● Exercise input
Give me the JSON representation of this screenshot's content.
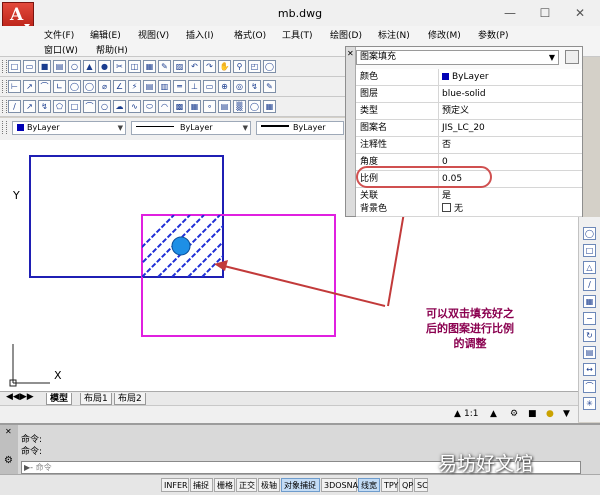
{
  "window": {
    "title": "mb.dwg",
    "controls": [
      "minimize-icon",
      "maximize-icon",
      "close-icon"
    ]
  },
  "menu": {
    "row1": [
      "文件(F)",
      "编辑(E)",
      "视图(V)",
      "插入(I)",
      "格式(O)",
      "工具(T)",
      "绘图(D)",
      "标注(N)",
      "修改(M)",
      "参数(P)"
    ],
    "row2": [
      "窗口(W)",
      "帮助(H)"
    ]
  },
  "properties_bar": {
    "color": "ByLayer",
    "linetype": "ByLayer",
    "lineweight": "ByLayer"
  },
  "palette": {
    "selected_object": "图案填充",
    "rows": [
      {
        "key": "颜色",
        "value": "ByLayer",
        "swatch": true
      },
      {
        "key": "图层",
        "value": "blue-solid"
      },
      {
        "key": "类型",
        "value": "预定义"
      },
      {
        "key": "图案名",
        "value": "JIS_LC_20"
      },
      {
        "key": "注释性",
        "value": "否"
      },
      {
        "key": "角度",
        "value": "0"
      },
      {
        "key": "比例",
        "value": "0.05"
      },
      {
        "key": "关联",
        "value": "是"
      },
      {
        "key": "背景色",
        "value": "无",
        "checkbox": true
      }
    ]
  },
  "ucs": {
    "x_label": "X",
    "y_label": "Y"
  },
  "tabs": [
    "模型",
    "布局1",
    "布局2"
  ],
  "scale_readout": "1:1",
  "command": {
    "history": [
      "命令:",
      "命令:"
    ],
    "prompt": "命令"
  },
  "status_buttons": [
    "INFER",
    "捕捉",
    "栅格",
    "正交",
    "极轴",
    "对象捕捉",
    "3DOSNAP",
    "线宽",
    "TPY",
    "QP",
    "SC"
  ],
  "status_on": [
    "对象捕捉",
    "线宽"
  ],
  "annotation": {
    "lines": [
      "可以双击填充好之",
      "后的图案进行比例",
      "的调整"
    ]
  },
  "watermark": "易坊好文馆",
  "colors": {
    "blue_rect": "#1f1fb4",
    "magenta_rect": "#e020e0",
    "hatch": "#1f2fd6",
    "circle": "#1e8fe6",
    "highlight": "#d05050",
    "arrow": "#c23a3a",
    "callout_text": "#8a004f"
  }
}
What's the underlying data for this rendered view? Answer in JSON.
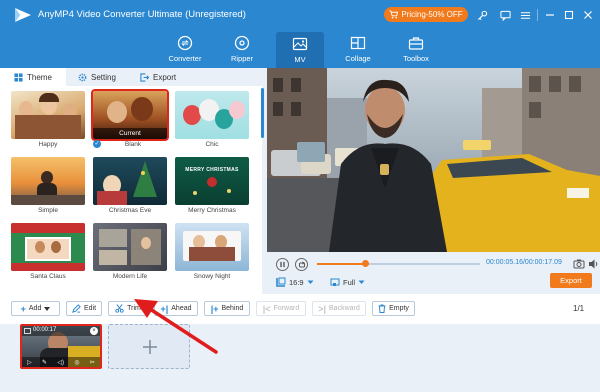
{
  "app": {
    "title": "AnyMP4 Video Converter Ultimate (Unregistered)",
    "pricing_label": "Pricing-50% OFF"
  },
  "nav": {
    "items": [
      {
        "label": "Converter",
        "icon": "converter-icon"
      },
      {
        "label": "Ripper",
        "icon": "ripper-icon"
      },
      {
        "label": "MV",
        "icon": "mv-icon",
        "active": true
      },
      {
        "label": "Collage",
        "icon": "collage-icon"
      },
      {
        "label": "Toolbox",
        "icon": "toolbox-icon"
      }
    ]
  },
  "panel": {
    "tabs": [
      {
        "label": "Theme",
        "icon": "theme-icon",
        "active": true
      },
      {
        "label": "Setting",
        "icon": "gear-icon"
      },
      {
        "label": "Export",
        "icon": "export-icon"
      }
    ],
    "themes": [
      {
        "label": "Happy"
      },
      {
        "label": "Blank",
        "overlay": "Current",
        "selected": true
      },
      {
        "label": "Chic"
      },
      {
        "label": "Simple"
      },
      {
        "label": "Christmas Eve"
      },
      {
        "label": "Merry Christmas",
        "overlay": "MERRY CHRISTMAS"
      },
      {
        "label": "Santa Claus"
      },
      {
        "label": "Modern Life"
      },
      {
        "label": "Snowy Night"
      }
    ]
  },
  "player": {
    "time": "00:00:05.16/00:00:17.09",
    "progress": 0.3,
    "aspect": "16:9",
    "zoom": "Full",
    "export_label": "Export"
  },
  "toolbar": {
    "add": "Add",
    "edit": "Edit",
    "trim": "Trim",
    "ahead": "Ahead",
    "behind": "Behind",
    "forward": "Forward",
    "backward": "Backward",
    "empty": "Empty",
    "page": "1/1"
  },
  "timeline": {
    "clip_duration": "00:00:17"
  },
  "colors": {
    "brand": "#2a87d0",
    "accent": "#f17a1c",
    "selection": "#e1251b"
  }
}
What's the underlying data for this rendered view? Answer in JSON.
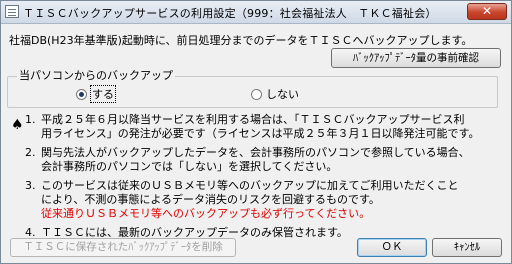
{
  "window": {
    "title": "ＴＩＳＣバックアップサービスの利用設定（999：社会福祉法人　ＴＫＣ福祉会）",
    "close_label": "✕"
  },
  "description": "社福DB(H23年基準版)起動時に、前日処理分までのデータをＴＩＳＣへバックアップします。",
  "confirm_button": "ﾊﾞｯｸｱｯﾌﾟﾃﾞｰﾀ量の事前確認",
  "group": {
    "legend": "当パソコンからのバックアップ",
    "options": [
      {
        "label": "する",
        "checked": true
      },
      {
        "label": "しない",
        "checked": false
      }
    ]
  },
  "notice_icon": "♠",
  "notes": [
    {
      "num": "1.",
      "lines": [
        "平成２５年６月以降当サービスを利用する場合は、「ＴＩＳＣバックアップサービス利",
        "用ライセンス」の発注が必要です（ライセンスは平成２５年３月１日以降発注可能です。"
      ]
    },
    {
      "num": "2.",
      "lines": [
        "関与先法人がバックアップしたデータを、会計事務所のパソコンで参照している場合、",
        "会計事務所のパソコンでは「しない」を選択してください。"
      ]
    },
    {
      "num": "3.",
      "lines": [
        "このサービスは従来のＵＳＢメモリ等へのバックアップに加えてご利用いただくこと",
        "により、不測の事態によるデータ消失のリスクを回避するものです。"
      ],
      "red_line": "従来通りＵＳＢメモリ等へのバックアップも必ず行ってください。"
    },
    {
      "num": "4.",
      "lines": [
        "ＴＩＳＣには、最新のバックアップデータのみ保管されます。"
      ]
    }
  ],
  "buttons": {
    "delete": "ＴＩＳＣに保存されたﾊﾞｯｸｱｯﾌﾟﾃﾞｰﾀを削除",
    "ok": "ＯＫ",
    "cancel": "ｷｬﾝｾﾙ"
  }
}
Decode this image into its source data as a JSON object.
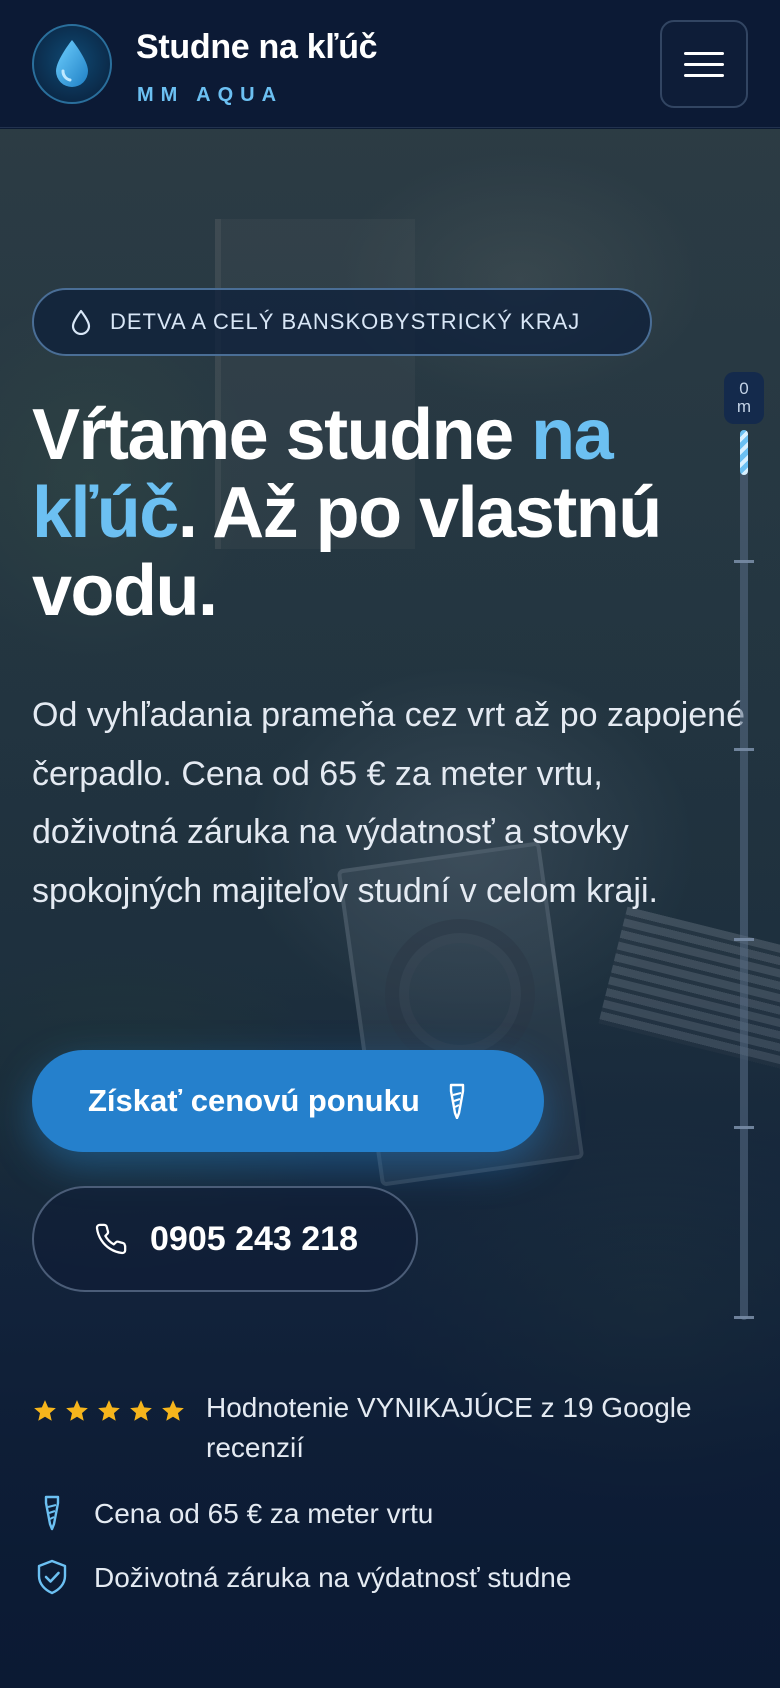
{
  "header": {
    "brand_name": "Studne na kľúč",
    "brand_sub": "MM AQUA",
    "logo_icon": "water-drop-icon",
    "menu_icon": "hamburger-menu-icon"
  },
  "hero": {
    "region_badge": "DETVA A CELÝ BANSKOBYSTRICKÝ KRAJ",
    "headline": {
      "part1": "Vŕtame studne ",
      "accent1": "na",
      "accent2": "kľúč",
      "part2": ". Až po vlastnú vodu."
    },
    "lead": "Od vyhľadania prameňa cez vrt až po zapojené čerpadlo. Cena od 65 € za meter vrtu, doživotná záruka na výdatnosť a stovky spokojných majiteľov studní v celom kraji.",
    "cta_primary": "Získať cenovú ponuku",
    "cta_phone": "0905 243 218"
  },
  "depth_gauge": {
    "value": "0",
    "unit": "m",
    "progress": 0.05
  },
  "trust": {
    "rating_stars": 5,
    "rating_text": "Hodnotenie VYNIKAJÚCE z 19 Google recenzií",
    "price_text": "Cena od 65 € za meter vrtu",
    "warranty_text": "Doživotná záruka na výdatnosť studne"
  },
  "colors": {
    "accent": "#6cc0f2",
    "primary_button": "#2580cc",
    "star": "#f6b51c",
    "background": "#0b1a33"
  }
}
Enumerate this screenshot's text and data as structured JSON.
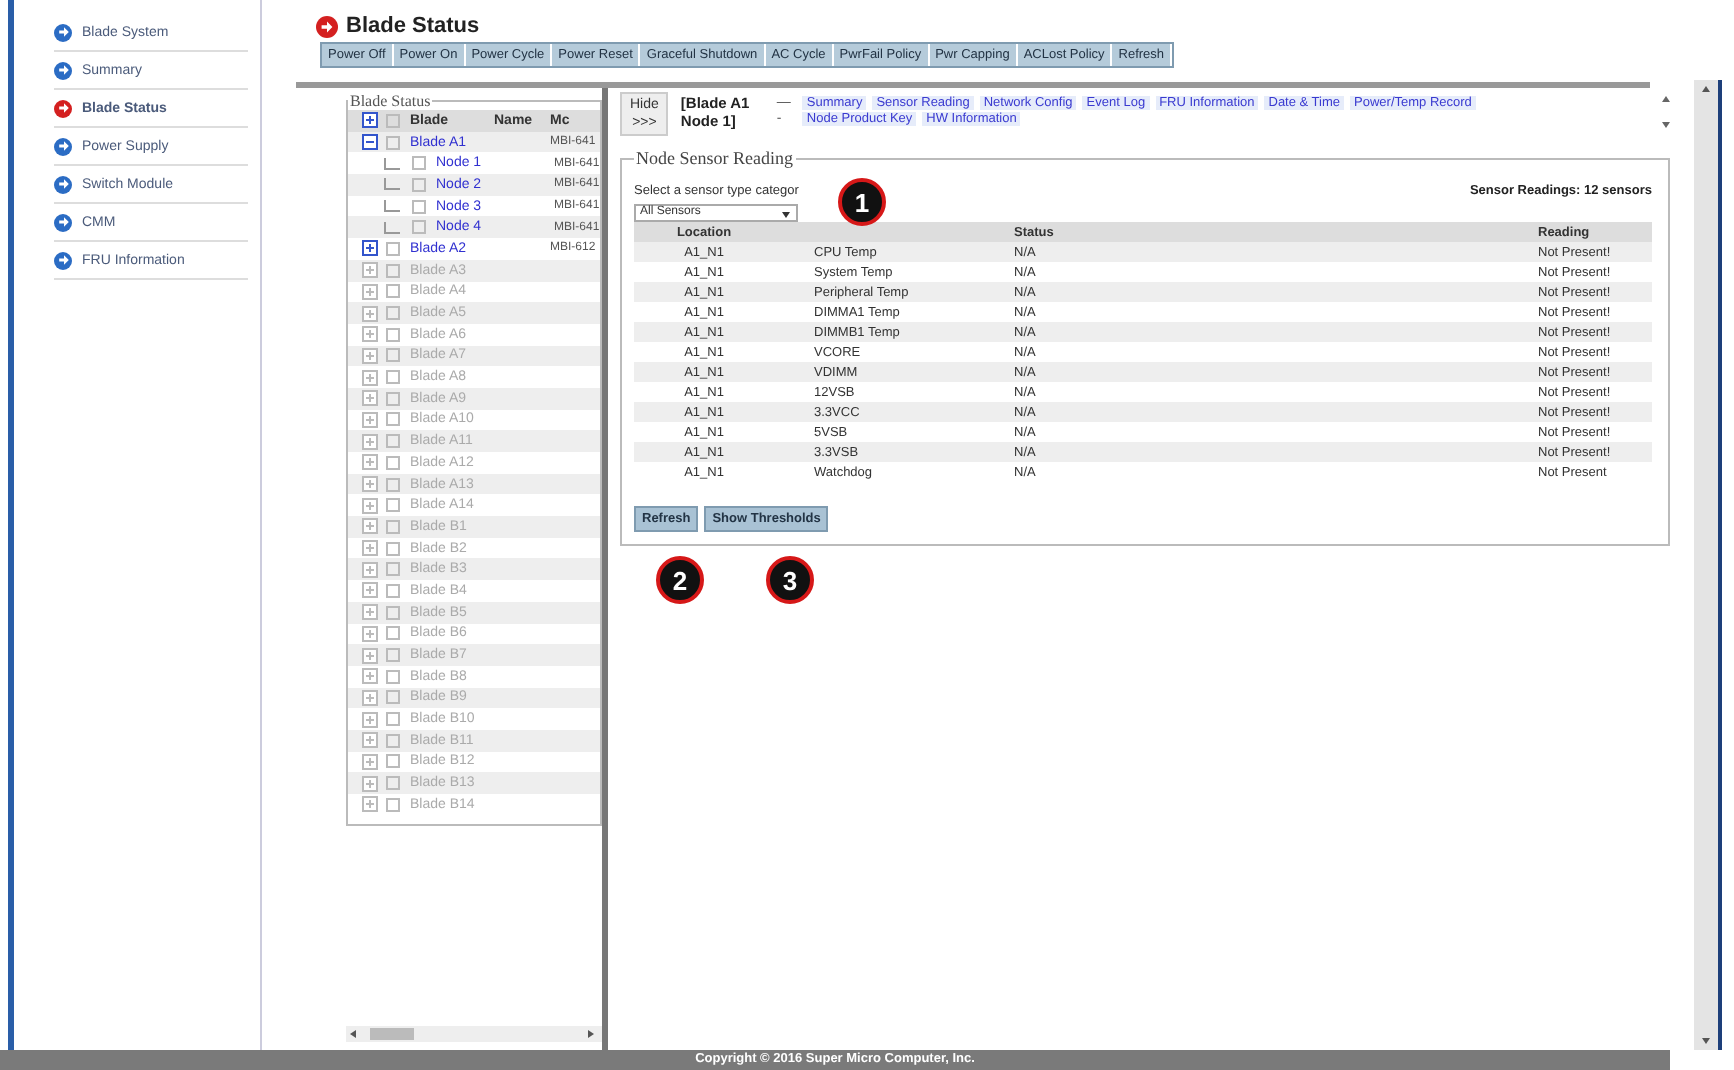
{
  "sidebar": {
    "items": [
      {
        "label": "Blade System",
        "selected": false
      },
      {
        "label": "Summary",
        "selected": false
      },
      {
        "label": "Blade Status",
        "selected": true
      },
      {
        "label": "Power Supply",
        "selected": false
      },
      {
        "label": "Switch Module",
        "selected": false
      },
      {
        "label": "CMM",
        "selected": false
      },
      {
        "label": "FRU Information",
        "selected": false
      }
    ]
  },
  "page_title": "Blade Status",
  "toolbar": [
    "Power Off",
    "Power On",
    "Power Cycle",
    "Power Reset",
    "Graceful Shutdown",
    "AC Cycle",
    "PwrFail Policy",
    "Pwr Capping",
    "ACLost Policy",
    "Refresh"
  ],
  "blade_tree": {
    "legend": "Blade Status",
    "all_checked": false,
    "columns": [
      "Blade",
      "Name",
      "Mc"
    ],
    "rows": [
      {
        "label": "Blade A1",
        "model": "MBI-641",
        "expanded": true,
        "disabled": false,
        "checked": false,
        "children": [
          {
            "label": "Node 1",
            "model": "MBI-641",
            "disabled": false,
            "checked": false
          },
          {
            "label": "Node 2",
            "model": "MBI-641",
            "disabled": false,
            "checked": false
          },
          {
            "label": "Node 3",
            "model": "MBI-641",
            "disabled": false,
            "checked": false
          },
          {
            "label": "Node 4",
            "model": "MBI-641",
            "disabled": false,
            "checked": false
          }
        ]
      },
      {
        "label": "Blade A2",
        "model": "MBI-612",
        "expanded": false,
        "disabled": false,
        "checked": false
      },
      {
        "label": "Blade A3",
        "expanded": false,
        "disabled": true,
        "checked": false
      },
      {
        "label": "Blade A4",
        "expanded": false,
        "disabled": true,
        "checked": false
      },
      {
        "label": "Blade A5",
        "expanded": false,
        "disabled": true,
        "checked": false
      },
      {
        "label": "Blade A6",
        "expanded": false,
        "disabled": true,
        "checked": false
      },
      {
        "label": "Blade A7",
        "expanded": false,
        "disabled": true,
        "checked": false
      },
      {
        "label": "Blade A8",
        "expanded": false,
        "disabled": true,
        "checked": false
      },
      {
        "label": "Blade A9",
        "expanded": false,
        "disabled": true,
        "checked": false
      },
      {
        "label": "Blade A10",
        "expanded": false,
        "disabled": true,
        "checked": false
      },
      {
        "label": "Blade A11",
        "expanded": false,
        "disabled": true,
        "checked": false
      },
      {
        "label": "Blade A12",
        "expanded": false,
        "disabled": true,
        "checked": false
      },
      {
        "label": "Blade A13",
        "expanded": false,
        "disabled": true,
        "checked": false
      },
      {
        "label": "Blade A14",
        "expanded": false,
        "disabled": true,
        "checked": false
      },
      {
        "label": "Blade B1",
        "expanded": false,
        "disabled": true,
        "checked": false
      },
      {
        "label": "Blade B2",
        "expanded": false,
        "disabled": true,
        "checked": false
      },
      {
        "label": "Blade B3",
        "expanded": false,
        "disabled": true,
        "checked": false
      },
      {
        "label": "Blade B4",
        "expanded": false,
        "disabled": true,
        "checked": false
      },
      {
        "label": "Blade B5",
        "expanded": false,
        "disabled": true,
        "checked": false
      },
      {
        "label": "Blade B6",
        "expanded": false,
        "disabled": true,
        "checked": false
      },
      {
        "label": "Blade B7",
        "expanded": false,
        "disabled": true,
        "checked": false
      },
      {
        "label": "Blade B8",
        "expanded": false,
        "disabled": true,
        "checked": false
      },
      {
        "label": "Blade B9",
        "expanded": false,
        "disabled": true,
        "checked": false
      },
      {
        "label": "Blade B10",
        "expanded": false,
        "disabled": true,
        "checked": false
      },
      {
        "label": "Blade B11",
        "expanded": false,
        "disabled": true,
        "checked": false
      },
      {
        "label": "Blade B12",
        "expanded": false,
        "disabled": true,
        "checked": false
      },
      {
        "label": "Blade B13",
        "expanded": false,
        "disabled": true,
        "checked": false
      },
      {
        "label": "Blade B14",
        "expanded": false,
        "disabled": true,
        "checked": false
      }
    ]
  },
  "node_header": {
    "hide_button": {
      "label": "Hide",
      "arrow": ">>>"
    },
    "node_label": "[Blade A1 Node 1]",
    "link_rows": [
      {
        "marker": "—",
        "links": [
          "Summary",
          "Sensor Reading",
          "Network Config",
          "Event Log",
          "FRU Information",
          "Date & Time",
          "Power/Temp Record"
        ]
      },
      {
        "marker": "-",
        "links": [
          "Node Product Key",
          "HW Information"
        ]
      }
    ]
  },
  "sensor_panel": {
    "legend": "Node Sensor Reading",
    "category_label": "Select a sensor type categor",
    "category_select": "All Sensors",
    "summary": "Sensor Readings: 12 sensors",
    "columns": {
      "location": "Location",
      "status": "Status",
      "reading": "Reading"
    },
    "rows": [
      {
        "location": "A1_N1",
        "name": "CPU Temp",
        "status": "N/A",
        "reading": "Not Present!"
      },
      {
        "location": "A1_N1",
        "name": "System Temp",
        "status": "N/A",
        "reading": "Not Present!"
      },
      {
        "location": "A1_N1",
        "name": "Peripheral Temp",
        "status": "N/A",
        "reading": "Not Present!"
      },
      {
        "location": "A1_N1",
        "name": "DIMMA1 Temp",
        "status": "N/A",
        "reading": "Not Present!"
      },
      {
        "location": "A1_N1",
        "name": "DIMMB1 Temp",
        "status": "N/A",
        "reading": "Not Present!"
      },
      {
        "location": "A1_N1",
        "name": "VCORE",
        "status": "N/A",
        "reading": "Not Present!"
      },
      {
        "location": "A1_N1",
        "name": "VDIMM",
        "status": "N/A",
        "reading": "Not Present!"
      },
      {
        "location": "A1_N1",
        "name": "12VSB",
        "status": "N/A",
        "reading": "Not Present!"
      },
      {
        "location": "A1_N1",
        "name": "3.3VCC",
        "status": "N/A",
        "reading": "Not Present!"
      },
      {
        "location": "A1_N1",
        "name": "5VSB",
        "status": "N/A",
        "reading": "Not Present!"
      },
      {
        "location": "A1_N1",
        "name": "3.3VSB",
        "status": "N/A",
        "reading": "Not Present!"
      },
      {
        "location": "A1_N1",
        "name": "Watchdog",
        "status": "N/A",
        "reading": "Not Present"
      }
    ],
    "buttons": [
      "Refresh",
      "Show Thresholds"
    ]
  },
  "callouts": [
    "1",
    "2",
    "3"
  ],
  "footer": "Copyright © 2016 Super Micro Computer, Inc."
}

● The exercise
Of the lines in the material, how many contain the word "Temp"? Reply with the number and nothing else.

● Correct answer
6